**WRITTEN PROBLEM**. List each line in which the string "相交于点" appears.

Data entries
***
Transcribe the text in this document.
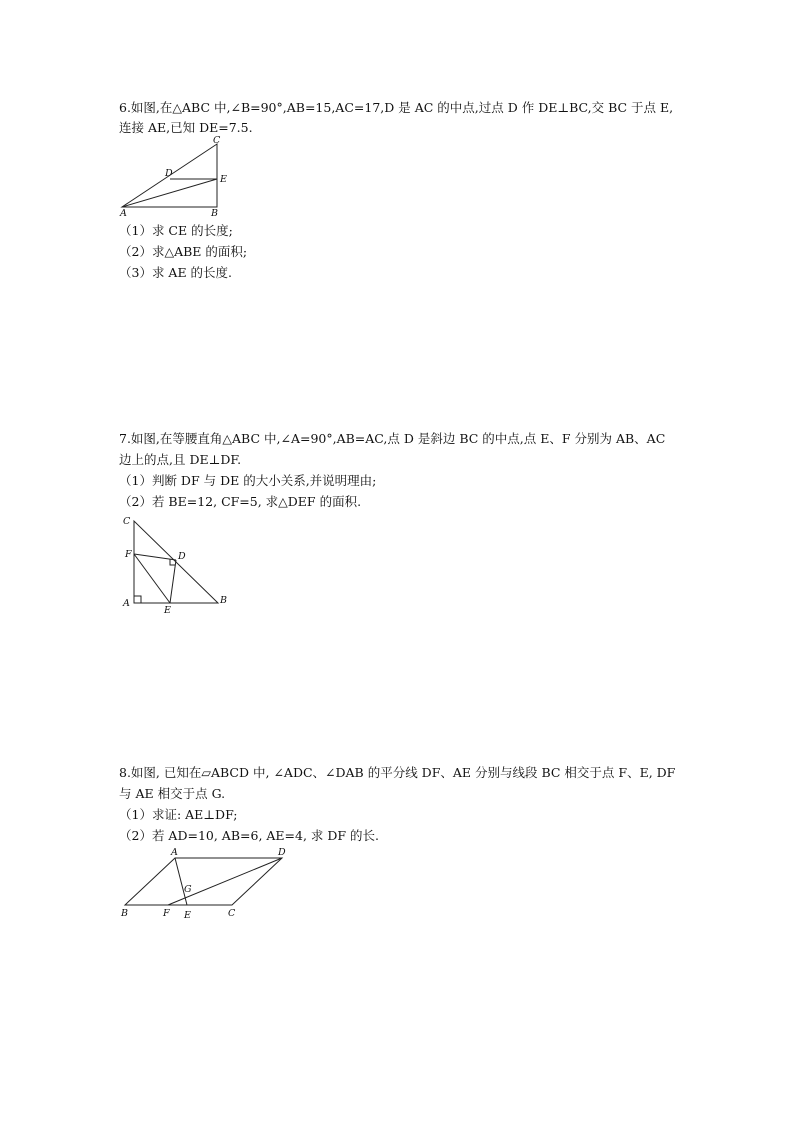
6.如图,在△ABC 中,∠B=90°,AB=15,AC=17,D 是 AC 的中点,过点 D 作 DE⊥BC,交 BC 于点 E,
连接 AE,已知 DE=7.5.
C
D
E
A	B
（1）求 CE 的长度;
（2）求△ABE 的面积;
（3）求 AE 的长度.
7.如图,在等腰直角△ABC 中,∠A=90°,AB=AC,点 D 是斜边 BC 的中点,点 E、F 分别为 AB、AC
边上的点,且 DE⊥DF.
（1）判断 DF 与 DE 的大小关系,并说明理由;
（2）若 BE=12, CF=5, 求△DEF 的面积.
C
F	D
A
E
B
8.如图, 已知在▱ABCD 中, ∠ADC、∠DAB 的平分线 DF、AE 分别与线段 BC 相交于点 F、E, DF
与 AE 相交于点 G.
（1）求证: AE⊥DF;
（2）若 AD=10, AB=6, AE=4, 求 DF 的长.
A	D
G
B	F E	C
***
**TASK OUTPUT**.
8.如图, 已知在▱ABCD 中, ∠ADC、∠DAB 的平分线 DF、AE 分别与线段 BC 相交于点 F、E, DF
与 AE 相交于点 G.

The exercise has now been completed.